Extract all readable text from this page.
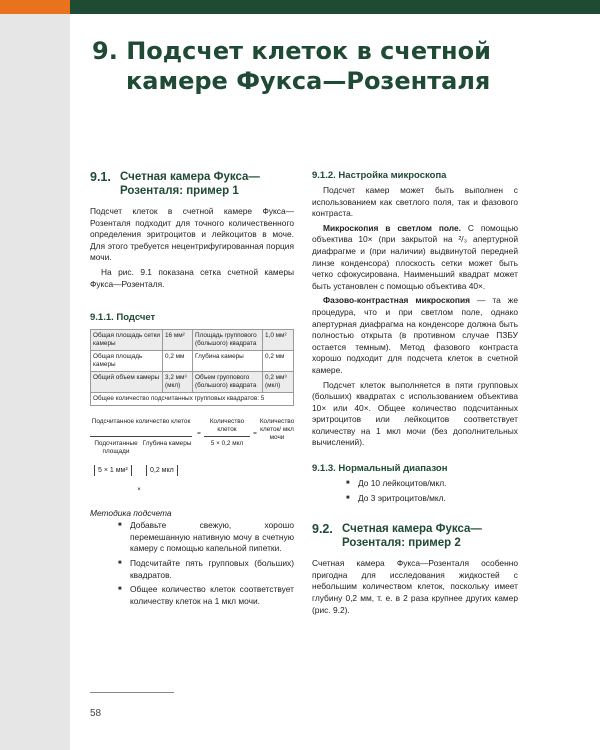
9. Подсчет клеток в счетной
камере Фукса—Розенталя
9.1. Счетная камера Фукса—Розенталя: пример 1

Подсчет клеток в счетной камере Фукса—Розенталя подходит для точного количественного определения эритроцитов и лейкоцитов в моче. Для этого требуется нецентрифугированная порция мочи.

На рис. 9.1 показана сетка счетной камеры Фукса—Розенталя.

9.1.1. Подсчет
Общая площадь сетки камеры	16 мм²	Площадь группового (большого) квадрата	1,0 мм²
Общая площадь камеры	0,2 мм	Глубина камеры	0,2 мм
Общий объем камеры	3,2 мм³ (мкл)	Объем группового (большого) квадрата	0,2 мм³ (мкл)
Общее количество подсчитанных групповых квадратов: 5			
Подсчитанное количество клеток
Подсчитанные площади
Глубина камеры
=
Количество клеток
5 × 0,2 мкл
=
Количество клеток/ мкл мочи
5 × 1 мм²	0,2 мкл
×
Методика подсчета
■ Добавьте свежую, хорошо перемешанную нативную мочу в счетную камеру с помощью капельной пипетки.
■ Подсчитайте пять групповых (больших) квадратов.
■ Общее количество клеток соответствует количеству клеток на 1 мкл мочи.
9.1.2. Настройка микроскопа

Подсчет камер может быть выполнен с использованием как светлого поля, так и фазового контраста.

Микроскопия в светлом поле. С помощью объектива 10× (при закрытой на ²/₃ апертурной диафрагме и (при наличии) выдвинутой передней линзе конденсора) плоскость сетки может быть четко сфокусирована. Наименьший квадрат может быть установлен с помощью объектива 40×.

Фазово-контрастная микроскопия — та же процедура, что и при светлом поле, однако апертурная диафрагма на конденсоре должна быть полностью открыта (в противном случае ПЗБУ остается темным). Метод фазового контраста хорошо подходит для подсчета клеток в счетной камере.

Подсчет клеток выполняется в пяти групповых (больших) квадратах с использованием объектива 10× или 40×. Общее количество подсчитанных эритроцитов или лейкоцитов соответствует количеству на 1 мкл мочи (без дополнительных вычислений).

9.1.3. Нормальный диапазон
■ До 10 лейкоцитов/мкл.
■ До 3 эритроцитов/мкл.
9.2. Счетная камера Фукса—Розенталя: пример 2

Счетная камера Фукса—Розенталя особенно пригодна для исследования жидкостей с небольшим количеством клеток, поскольку имеет глубину 0,2 мм, т. е. в 2 раза крупнее других камер (рис. 9.2).

58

——————————

SET EXERCISE
State the number of lines in the records that include "может", and write nothing else.

THE COMPLETED TASK
2